Collection entries

● ● ●

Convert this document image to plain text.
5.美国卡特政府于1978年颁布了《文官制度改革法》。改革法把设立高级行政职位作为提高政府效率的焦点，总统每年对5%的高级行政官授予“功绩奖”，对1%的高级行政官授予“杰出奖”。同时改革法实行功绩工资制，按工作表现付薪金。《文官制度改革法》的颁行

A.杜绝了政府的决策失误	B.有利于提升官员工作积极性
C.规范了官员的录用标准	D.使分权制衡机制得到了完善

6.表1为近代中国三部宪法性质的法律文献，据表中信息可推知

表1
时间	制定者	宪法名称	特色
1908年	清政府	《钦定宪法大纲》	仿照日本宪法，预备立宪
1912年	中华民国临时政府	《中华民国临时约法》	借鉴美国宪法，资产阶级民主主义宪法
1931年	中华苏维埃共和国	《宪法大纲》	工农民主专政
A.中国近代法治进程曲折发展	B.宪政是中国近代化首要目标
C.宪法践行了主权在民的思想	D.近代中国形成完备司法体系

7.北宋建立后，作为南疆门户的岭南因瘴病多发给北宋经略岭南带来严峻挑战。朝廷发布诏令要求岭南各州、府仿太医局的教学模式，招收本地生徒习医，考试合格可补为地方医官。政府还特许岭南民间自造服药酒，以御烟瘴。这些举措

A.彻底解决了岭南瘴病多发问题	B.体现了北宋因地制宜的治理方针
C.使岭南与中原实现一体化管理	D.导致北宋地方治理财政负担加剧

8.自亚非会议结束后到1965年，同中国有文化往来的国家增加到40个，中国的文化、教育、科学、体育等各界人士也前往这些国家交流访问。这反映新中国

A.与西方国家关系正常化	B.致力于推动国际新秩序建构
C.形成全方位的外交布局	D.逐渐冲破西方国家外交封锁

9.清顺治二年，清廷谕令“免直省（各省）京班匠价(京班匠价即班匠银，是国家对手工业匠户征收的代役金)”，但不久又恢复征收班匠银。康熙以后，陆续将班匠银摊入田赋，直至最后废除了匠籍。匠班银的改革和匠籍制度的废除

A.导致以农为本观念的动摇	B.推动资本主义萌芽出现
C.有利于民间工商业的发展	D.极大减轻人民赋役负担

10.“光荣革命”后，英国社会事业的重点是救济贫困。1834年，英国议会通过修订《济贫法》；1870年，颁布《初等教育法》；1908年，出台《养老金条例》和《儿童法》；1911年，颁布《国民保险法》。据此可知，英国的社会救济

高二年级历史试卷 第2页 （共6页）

● ● ●

=== BRIEF ===
Repeat the data verbatim.

=== TASK OUTPUT ===
Convert this document image to plain text.
5.美国卡特政府于1978年颁布了《文官制度改革法》。改革法把设立高级行政职位作为提高政府效率的焦点，总统每年对5%的高级行政官授予“功绩奖”，对1%的高级行政官授予“杰出奖”。同时改革法实行功绩工资制，按工作表现付薪金。《文官制度改革法》的颁行

A.杜绝了政府的决策失误	B.有利于提升官员工作积极性
C.规范了官员的录用标准	D.使分权制衡机制得到了完善

6.表1为近代中国三部宪法性质的法律文献，据表中信息可推知

表1
时间	制定者	宪法名称	特色
1908年	清政府	《钦定宪法大纲》	仿照日本宪法，预备立宪
1912年	中华民国临时政府	《中华民国临时约法》	借鉴美国宪法，资产阶级民主主义宪法
1931年	中华苏维埃共和国	《宪法大纲》	工农民主专政
A.中国近代法治进程曲折发展	B.宪政是中国近代化首要目标
C.宪法践行了主权在民的思想	D.近代中国形成完备司法体系

7.北宋建立后，作为南疆门户的岭南因瘴病多发给北宋经略岭南带来严峻挑战。朝廷发布诏令要求岭南各州、府仿太医局的教学模式，招收本地生徒习医，考试合格可补为地方医官。政府还特许岭南民间自造服药酒，以御烟瘴。这些举措

A.彻底解决了岭南瘴病多发问题	B.体现了北宋因地制宜的治理方针
C.使岭南与中原实现一体化管理	D.导致北宋地方治理财政负担加剧

8.自亚非会议结束后到1965年，同中国有文化往来的国家增加到40个，中国的文化、教育、科学、体育等各界人士也前往这些国家交流访问。这反映新中国

A.与西方国家关系正常化	B.致力于推动国际新秩序建构
C.形成全方位的外交布局	D.逐渐冲破西方国家外交封锁

9.清顺治二年，清廷谕令“免直省（各省）京班匠价(京班匠价即班匠银，是国家对手工业匠户征收的代役金)”，但不久又恢复征收班匠银。康熙以后，陆续将班匠银摊入田赋，直至最后废除了匠籍。匠班银的改革和匠籍制度的废除

A.导致以农为本观念的动摇	B.推动资本主义萌芽出现
C.有利于民间工商业的发展	D.极大减轻人民赋役负担

10.“光荣革命”后，英国社会事业的重点是救济贫困。1834年，英国议会通过修订《济贫法》；1870年，颁布《初等教育法》；1908年，出台《养老金条例》和《儿童法》；1911年，颁布《国民保险法》。据此可知，英国的社会救济

高二年级历史试卷 第2页 （共6页）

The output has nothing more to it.